Wherever the word "juha" shows up in a line, please copy that line.

— begin Exercise input —

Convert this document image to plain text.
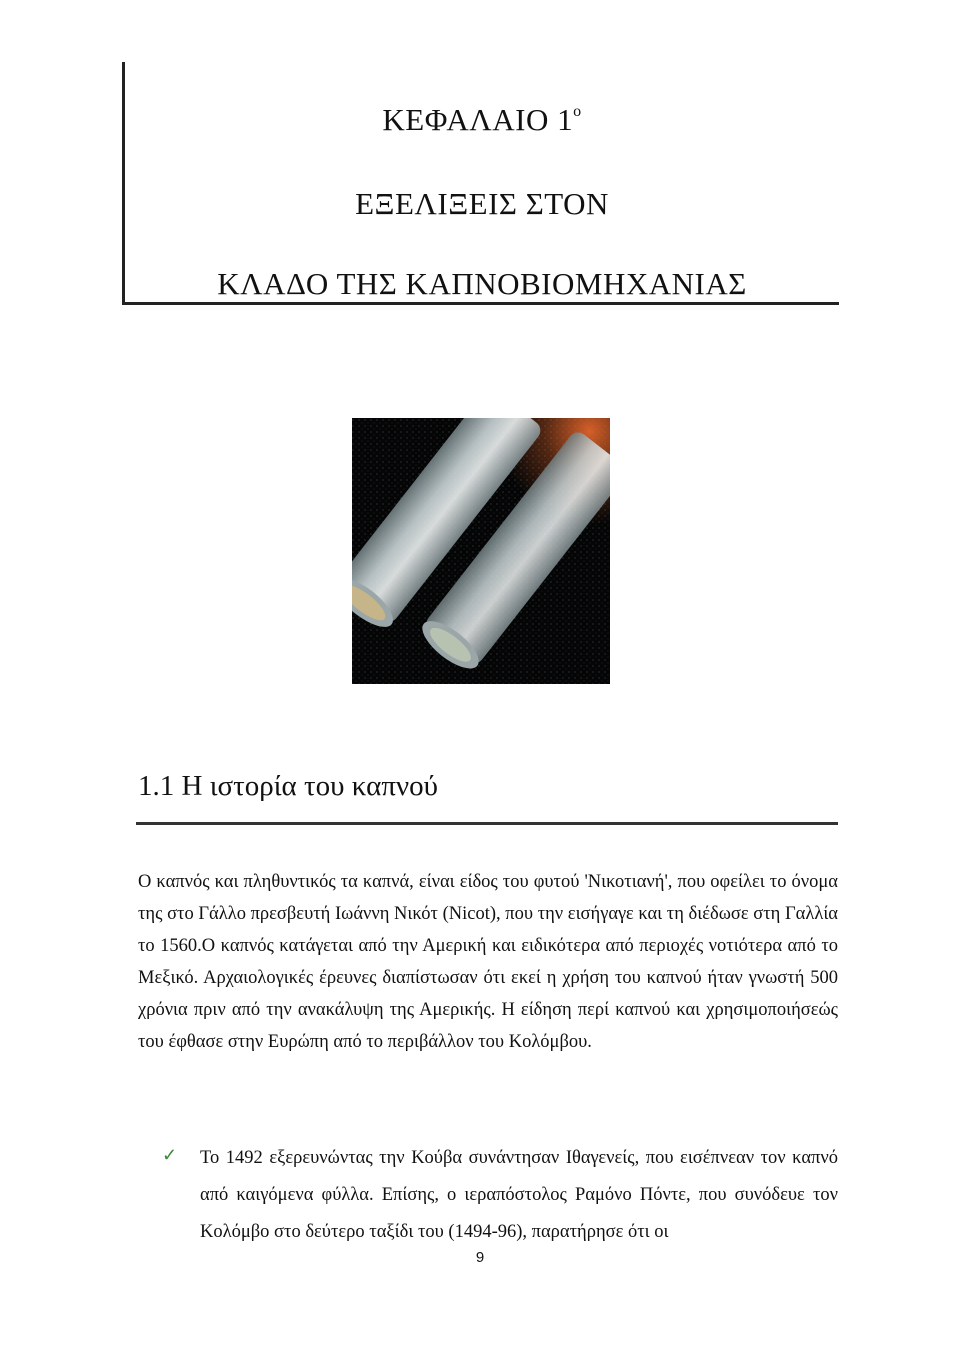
ΚΕΦΑΛΑΙΟ $1^o$
ΕΞΕΛΙΞΕΙΣ ΣΤΟΝ
ΚΛΑΔΟ ΤΗΣ ΚΑΠΝΟΒΙΟΜΗΧΑΝΙΑΣ
1.1 Η ιστορία του καπνού

Ο καπνός και πληθυντικός τα καπνά, είναι είδος του φυτού 'Νικοτιανή', που οφείλει το όνομα της στο Γάλλο πρεσβευτή Ιωάννη Νικότ (Nicot), που την εισήγαγε και τη διέδωσε στη Γαλλία το 1560.Ο καπνός κατάγεται από την Αμερική και ειδικότερα από περιοχές νοτιότερα από το Μεξικό. Αρχαιολογικές έρευνες διαπίστωσαν ότι εκεί η χρήση του καπνού ήταν γνωστή 500 χρόνια πριν από την ανακάλυψη της Αμερικής. Η είδηση περί καπνού και χρησιμοποιήσεώς του έφθασε στην Ευρώπη από το περιβάλλον του Κολόμβου.

✓	Το 1492 εξερευνώντας την Κούβα συνάντησαν Ιθαγενείς, που εισέπνεαν τον καπνό από καιγόμενα φύλλα. Επίσης, ο ιεραπόστολος Ραμόνο Πόντε, που συνόδευε τον Κολόμβο στο δεύτερο ταξίδι του (1494-96), παρατήρησε ότι οι

9
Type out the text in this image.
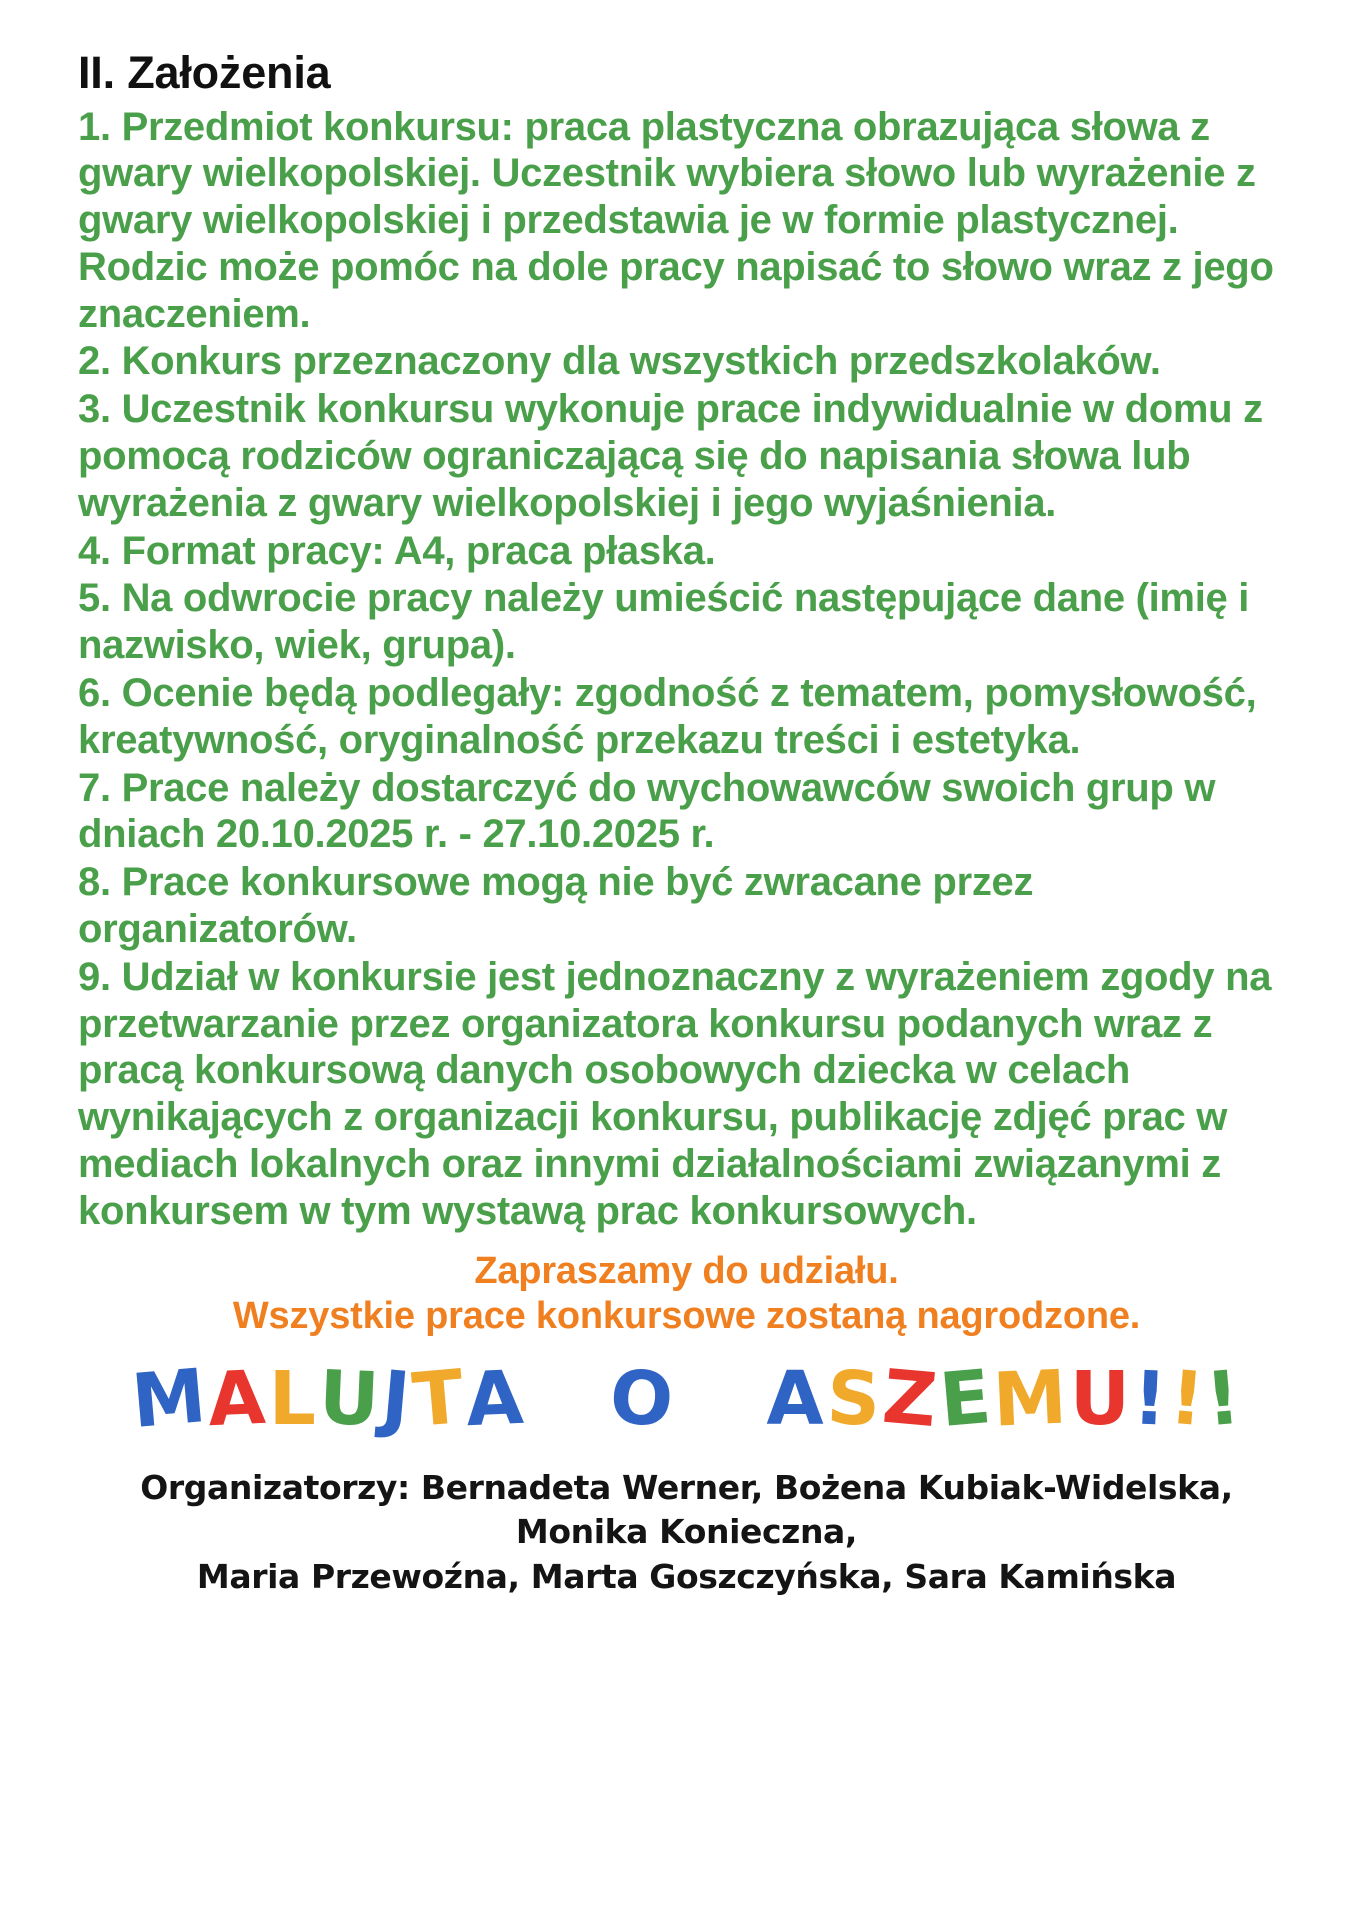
II. Założenia

1. Przedmiot konkursu: praca plastyczna obrazująca słowa z gwary wielkopolskiej. Uczestnik wybiera słowo lub wyrażenie z gwary wielkopolskiej i przedstawia je w formie plastycznej. Rodzic może pomóc na dole pracy napisać to słowo wraz z jego znaczeniem.

2. Konkurs przeznaczony dla wszystkich przedszkolaków.

3. Uczestnik konkursu wykonuje prace indywidualnie w domu z pomocą rodziców ograniczającą się do napisania słowa lub wyrażenia z gwary wielkopolskiej i jego wyjaśnienia.

4. Format pracy: A4, praca płaska.

5. Na odwrocie pracy należy umieścić następujące dane (imię i nazwisko, wiek, grupa).

6. Ocenie będą podlegały: zgodność z tematem, pomysłowość, kreatywność, oryginalność przekazu treści i estetyka.

7. Prace należy dostarczyć do wychowawców swoich grup w dniach 20.10.2025 r. - 27.10.2025 r.

8. Prace konkursowe mogą nie być zwracane przez organizatorów.

9. Udział w konkursie jest jednoznaczny z wyrażeniem zgody na przetwarzanie przez organizatora konkursu podanych wraz z pracą konkursową danych osobowych dziecka w celach wynikających z organizacji konkursu, publikację zdjęć prac w mediach lokalnych oraz innymi działalnościami związanymi z konkursem w tym wystawą prac konkursowych.

Zapraszamy do udziału.
Wszystkie prace konkursowe zostaną nagrodzone.
MALUJTA PO NASZEMU!!!
Organizatorzy: Bernadeta Werner, Bożena Kubiak-Widelska, Monika Konieczna,
Maria Przewoźna, Marta Goszczyńska, Sara Kamińska
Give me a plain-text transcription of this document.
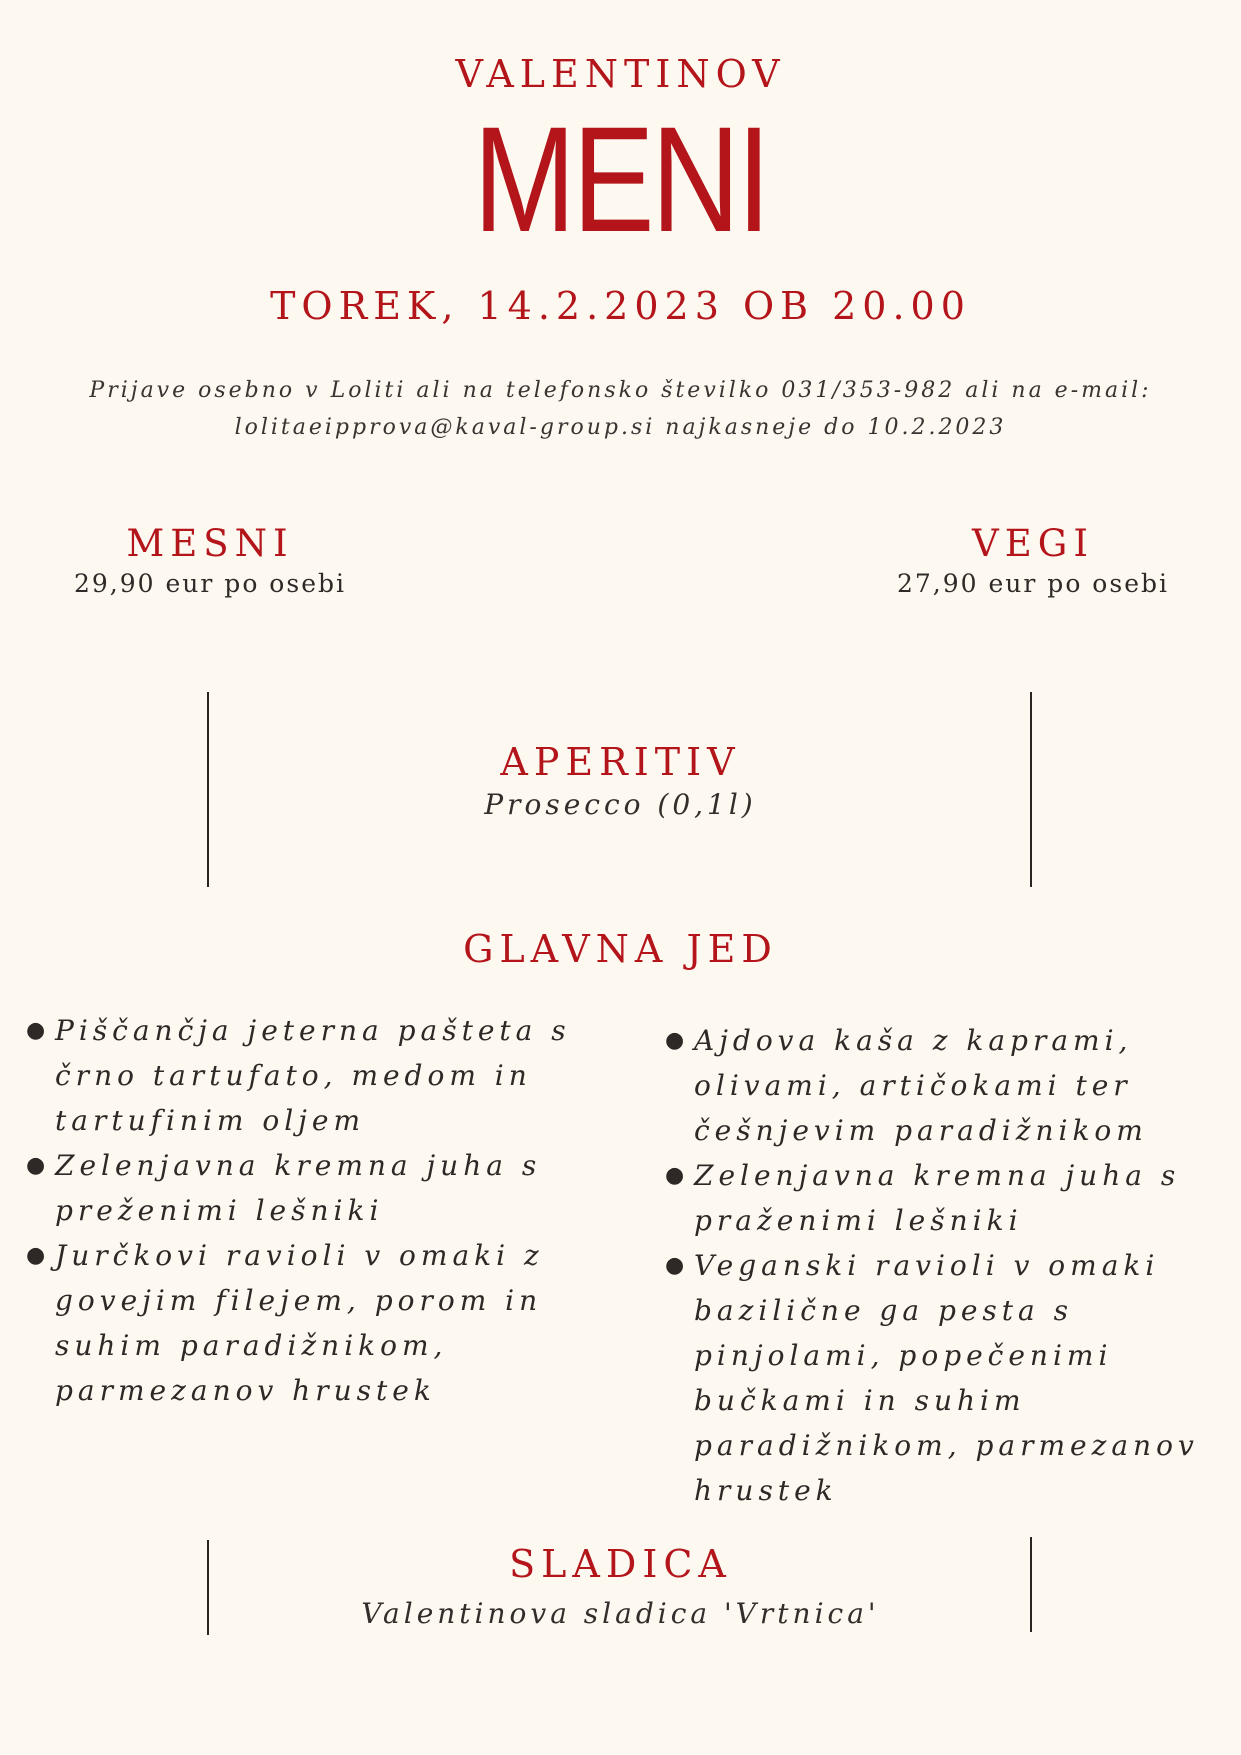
VALENTINOV
MENI
TOREK, 14.2.2023 OB 20.00
Prijave osebno v Loliti ali na telefonsko številko 031/353-982 ali na e-mail:
lolitaeipprova@kaval-group.si najkasneje do 10.2.2023
MESNI
29,90 eur po osebi
VEGI
27,90 eur po osebi
APERITIV
Prosecco (0,1l)
GLAVNA JED
● Piščančja jeterna pašteta s črno tartufato, medom in tartufinim oljem
● Zelenjavna kremna juha s preženimi lešniki
● Jurčkovi ravioli v omaki z govejim filejem, porom in suhim paradižnikom, parmezanov hrustek
● Ajdova kaša z kaprami, olivami, artičokami ter češnjevim paradižnikom
● Zelenjavna kremna juha s praženimi lešniki
● Veganski ravioli v omaki bazilične ga pesta s pinjolami, popečenimi bučkami in suhim paradižnikom, parmezanov hrustek
SLADICA
Valentinova sladica 'Vrtnica'
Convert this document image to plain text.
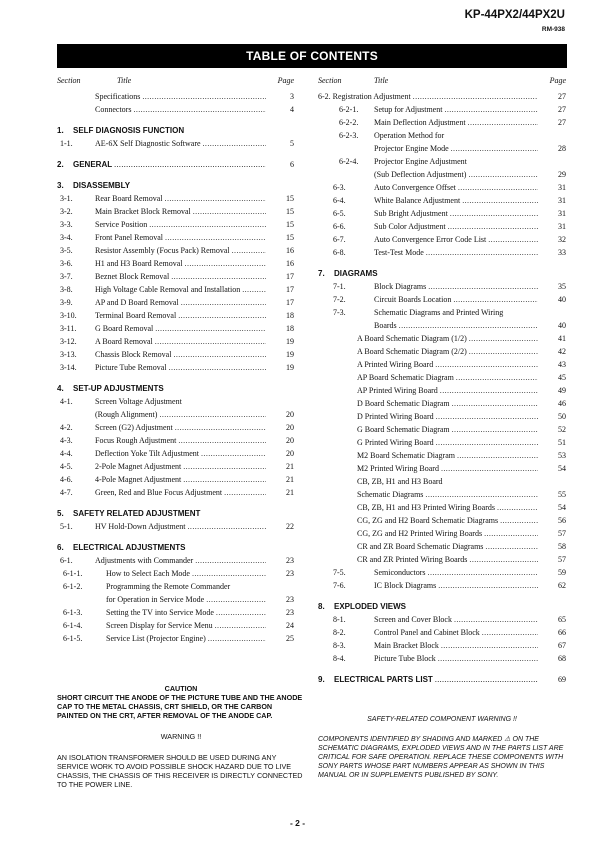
KP-44PX2/44PX2U
RM-938
TABLE OF CONTENTS
Section	Title	Page
Specifications .....	3
Connectors .....	4
1. SELF DIAGNOSIS FUNCTION
1-1.	AE-6X Self Diagnostic Software .....	5
2. GENERAL .....	6
3. DISASSEMBLY
3-1.	Rear Board Removal .....	15
3-2.	Main Bracket Block Removal .....	15
3-3.	Service Position .....	15
3-4.	Front Panel Removal .....	15
3-5.	Resistor Assembly (Focus Pack) Removal .....	16
3-6.	H1 and H3 Board Removal .....	16
3-7.	Beznet Block Removal .....	17
3-8.	High Voltage Cable Removal and Installation .....	17
3-9.	AP and D Board Removal .....	17
3-10. Terminal Board Removal .....	18
3-11. G Board Removal .....	18
3-12. A Board Removal .....	19
3-13. Chassis Block Removal .....	19
3-14. Picture Tube Removal .....	19
4. SET-UP ADJUSTMENTS
4-1.	Screen Voltage Adjustment
(Rough Alignment) .....	20
4-2.	Screen (G2) Adjustment .....	20
4-3.	Focus Rough Adjustment .....	20
4-4.	Deflection Yoke Tilt Adjustment .....	20
4-5.	2-Pole Magnet Adjustment .....	21
4-6.	4-Pole Magnet Adjustment .....	21
4-7.	Green, Red and Blue Focus Adjustment .....	21
5. SAFETY RELATED ADJUSTMENT
5-1.	HV Hold-Down Adjustment .....	22
6. ELECTRICAL ADJUSTMENTS
6-1.	Adjustments with Commander .....	23
6-1-1.	How to Select Each Mode .....	23
6-1-2.	Programming the Remote Commander
for Operation in Service Mode .....	23
6-1-3.	Setting the TV into Service Mode .....	23
6-1-4.	Screen Display for Service Menu .....	24
6-1-5.	Service List (Projector Engine) .....	25
Section	Title	Page
6-2. Registration Adjustment .....	27
6-2-1. Setup for Adjustment .....	27
6-2-2. Main Deflection Adjustment .....	27
6-2-3. Operation Method for
Projector Engine Mode .....	28
6-2-4. Projector Engine Adjustment
(Sub Deflection Adjustment) .....	29
6-3.	Auto Convergence Offset .....	31
6-4.	White Balance Adjustment .....	31
6-5.	Sub Bright Adjustment .....	31
6-6.	Sub Color Adjustment .....	31
6-7.	Auto Convergence Error Code List .....	32
6-8.	Test-Test Mode .....	33
7. DIAGRAMS
7-1.	Block Diagrams .....	35
7-2.	Circuit Boards Location .....	40
7-3.	Schematic Diagrams and Printed Wiring
Boards .....	40
A Board Schematic Diagram (1/2) .....	41
A Board Schematic Diagram (2/2) .....	42
A Printed Wiring Board .....	43
AP Board Schematic Diagram .....	45
AP Printed Wiring Board .....	49
D Board Schematic Diagram .....	46
D Printed Wiring Board .....	50
G Board Schematic Diagram .....	52
G Printed Wiring Board .....	51
M2 Board Schematic Diagram .....	53
M2 Printed Wiring Board .....	54
CB, ZB, H1 and H3 Board
Schematic Diagrams .....	55
CB, ZB, H1 and H3 Printed Wiring Boards .....	54
CG, ZG and H2 Board Schematic Diagrams .....	56
CG, ZG and H2 Printed Wiring Boards .....	57
CR and ZR Board Schematic Diagrams .....	58
CR and ZR Printed Wiring Boards .....	57
7-5.	Semiconductors .....	59
7-6.	IC Block Diagrams .....	62
8. EXPLODED VIEWS
8-1.	Screen and Cover Block .....	65
8-2.	Control Panel and Cabinet Block .....	66
8-3.	Main Bracket Block .....	67
8-4.	Picture Tube Block .....	68
9. ELECTRICAL PARTS LIST .....	69
CAUTION
SHORT CIRCUIT THE ANODE OF THE PICTURE TUBE AND THE ANODE CAP TO THE METAL CHASSIS, CRT SHIELD, OR THE CARBON PAINTED ON THE CRT, AFTER REMOVAL OF THE ANODE CAP.
WARNING !!
AN ISOLATION TRANSFORMER SHOULD BE USED DURING ANY SERVICE WORK TO AVOID POSSIBLE SHOCK HAZARD DUE TO LIVE CHASSIS, THE CHASSIS OF THIS RECEIVER IS DIRECTLY CONNECTED TO THE POWER LINE.
SAFETY-RELATED COMPONENT WARNING !!
COMPONENTS IDENTIFIED BY SHADING AND MARKED ⚠ ON THE SCHEMATIC DIAGRAMS, EXPLODED VIEWS AND IN THE PARTS LIST ARE CRITICAL FOR SAFE OPERATION. REPLACE THESE COMPONENTS WITH SONY PARTS WHOSE PART NUMBERS APPEAR AS SHOWN IN THIS MANUAL OR IN SUPPLEMENTS PUBLISHED BY SONY.
- 2 -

— end Exercise input —

**The response:**
● Zelenjavna kremna juha s preženimi lešniki
● Zelenjavna kremna juha s praženimi lešniki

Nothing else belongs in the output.